* BEGIN *

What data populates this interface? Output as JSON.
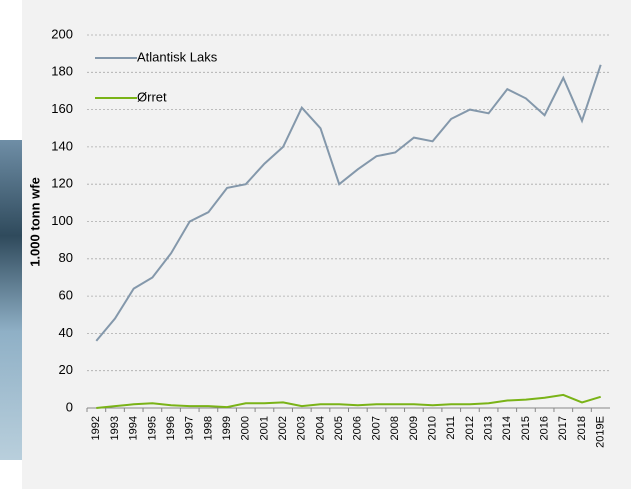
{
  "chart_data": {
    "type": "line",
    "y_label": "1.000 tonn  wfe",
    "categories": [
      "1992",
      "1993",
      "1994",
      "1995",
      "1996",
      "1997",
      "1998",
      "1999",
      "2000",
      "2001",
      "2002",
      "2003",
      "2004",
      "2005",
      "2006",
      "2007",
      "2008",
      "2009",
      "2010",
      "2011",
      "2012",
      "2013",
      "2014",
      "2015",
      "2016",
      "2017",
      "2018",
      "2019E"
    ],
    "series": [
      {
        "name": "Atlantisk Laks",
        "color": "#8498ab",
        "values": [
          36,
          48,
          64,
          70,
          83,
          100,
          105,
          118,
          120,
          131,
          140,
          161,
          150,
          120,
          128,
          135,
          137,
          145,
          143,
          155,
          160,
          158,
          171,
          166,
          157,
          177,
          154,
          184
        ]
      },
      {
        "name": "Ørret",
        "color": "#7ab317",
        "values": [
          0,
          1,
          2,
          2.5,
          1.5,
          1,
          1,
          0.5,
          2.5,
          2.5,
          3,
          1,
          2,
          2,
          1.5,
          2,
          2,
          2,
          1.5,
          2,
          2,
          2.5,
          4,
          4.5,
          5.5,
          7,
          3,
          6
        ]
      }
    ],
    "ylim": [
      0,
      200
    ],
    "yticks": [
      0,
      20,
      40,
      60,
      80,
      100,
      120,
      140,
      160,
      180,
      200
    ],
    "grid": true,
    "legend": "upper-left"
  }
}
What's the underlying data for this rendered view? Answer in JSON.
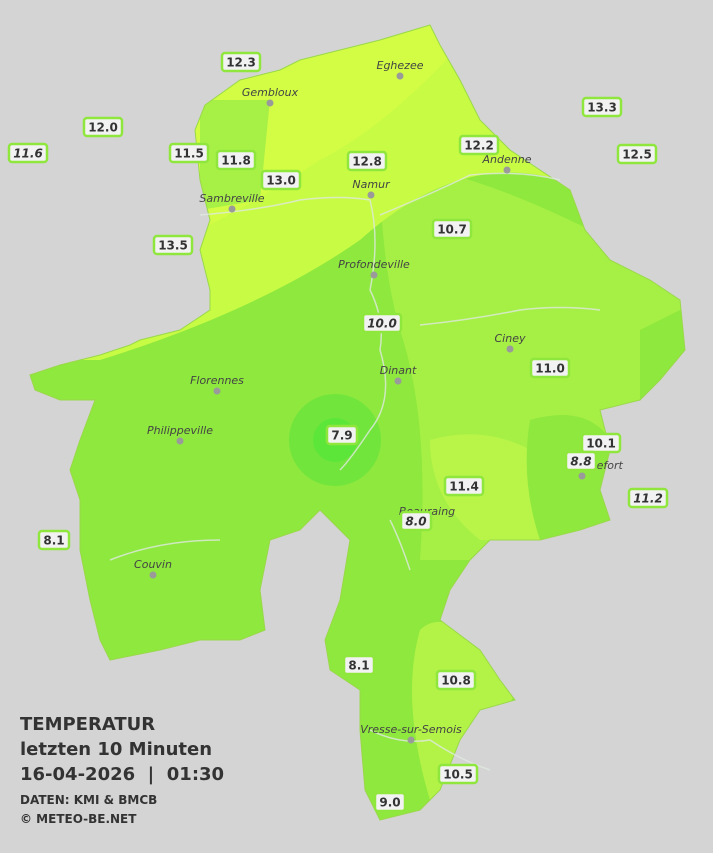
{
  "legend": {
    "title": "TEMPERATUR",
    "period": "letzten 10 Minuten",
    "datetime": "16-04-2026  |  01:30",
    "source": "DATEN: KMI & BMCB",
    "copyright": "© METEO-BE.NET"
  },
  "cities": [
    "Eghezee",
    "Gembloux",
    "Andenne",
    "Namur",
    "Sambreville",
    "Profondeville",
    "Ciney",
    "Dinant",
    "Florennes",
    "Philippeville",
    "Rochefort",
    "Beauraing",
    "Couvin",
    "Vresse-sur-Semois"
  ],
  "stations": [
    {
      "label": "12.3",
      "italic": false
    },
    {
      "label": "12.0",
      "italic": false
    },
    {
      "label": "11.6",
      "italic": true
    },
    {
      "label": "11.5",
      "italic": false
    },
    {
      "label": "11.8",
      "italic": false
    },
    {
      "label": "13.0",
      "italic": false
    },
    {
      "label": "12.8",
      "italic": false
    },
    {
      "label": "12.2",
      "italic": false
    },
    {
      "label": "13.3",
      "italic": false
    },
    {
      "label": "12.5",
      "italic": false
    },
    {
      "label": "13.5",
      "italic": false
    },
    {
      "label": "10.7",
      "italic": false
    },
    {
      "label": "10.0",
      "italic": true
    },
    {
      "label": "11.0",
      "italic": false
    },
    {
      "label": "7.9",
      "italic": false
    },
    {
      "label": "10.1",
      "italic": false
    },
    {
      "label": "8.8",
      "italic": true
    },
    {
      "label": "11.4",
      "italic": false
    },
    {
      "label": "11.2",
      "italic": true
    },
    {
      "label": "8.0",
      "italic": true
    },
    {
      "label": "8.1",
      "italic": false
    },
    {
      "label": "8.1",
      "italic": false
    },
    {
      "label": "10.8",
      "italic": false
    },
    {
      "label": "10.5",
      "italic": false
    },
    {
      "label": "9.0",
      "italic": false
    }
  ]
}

* END *
* BEGIN *

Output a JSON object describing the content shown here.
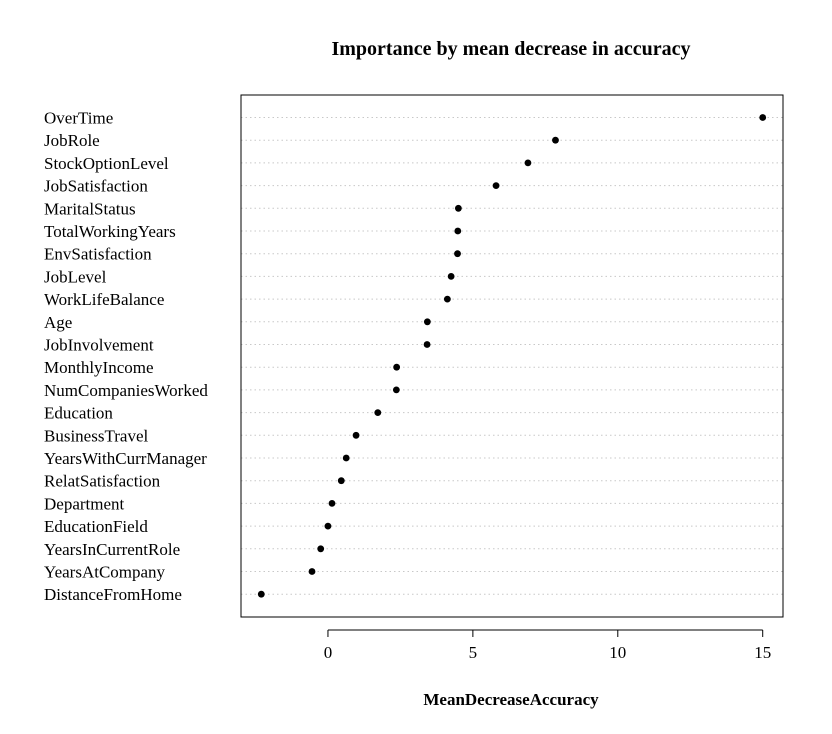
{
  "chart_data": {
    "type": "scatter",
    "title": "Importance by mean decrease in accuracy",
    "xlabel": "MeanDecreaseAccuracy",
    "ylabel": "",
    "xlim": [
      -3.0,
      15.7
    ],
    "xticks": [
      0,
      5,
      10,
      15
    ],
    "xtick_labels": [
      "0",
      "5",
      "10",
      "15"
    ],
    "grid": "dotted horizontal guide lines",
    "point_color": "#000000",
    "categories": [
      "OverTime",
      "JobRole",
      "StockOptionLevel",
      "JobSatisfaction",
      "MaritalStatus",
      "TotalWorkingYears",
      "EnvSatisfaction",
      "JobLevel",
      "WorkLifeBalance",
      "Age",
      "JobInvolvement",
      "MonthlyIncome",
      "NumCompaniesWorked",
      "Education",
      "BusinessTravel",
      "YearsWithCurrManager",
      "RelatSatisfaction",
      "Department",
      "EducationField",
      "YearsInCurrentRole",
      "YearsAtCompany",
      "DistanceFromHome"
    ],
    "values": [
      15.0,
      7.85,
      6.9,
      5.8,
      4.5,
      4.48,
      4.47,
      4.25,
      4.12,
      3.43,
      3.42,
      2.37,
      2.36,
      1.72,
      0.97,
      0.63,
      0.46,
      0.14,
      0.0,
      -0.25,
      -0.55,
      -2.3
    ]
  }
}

* END *

**Requirements**
From the data, list each line in which the string "title" appears.

**Answer to this exercise**
    "title": "TEMPERATUR",
    "title": "Importance by mean decrease in accuracy",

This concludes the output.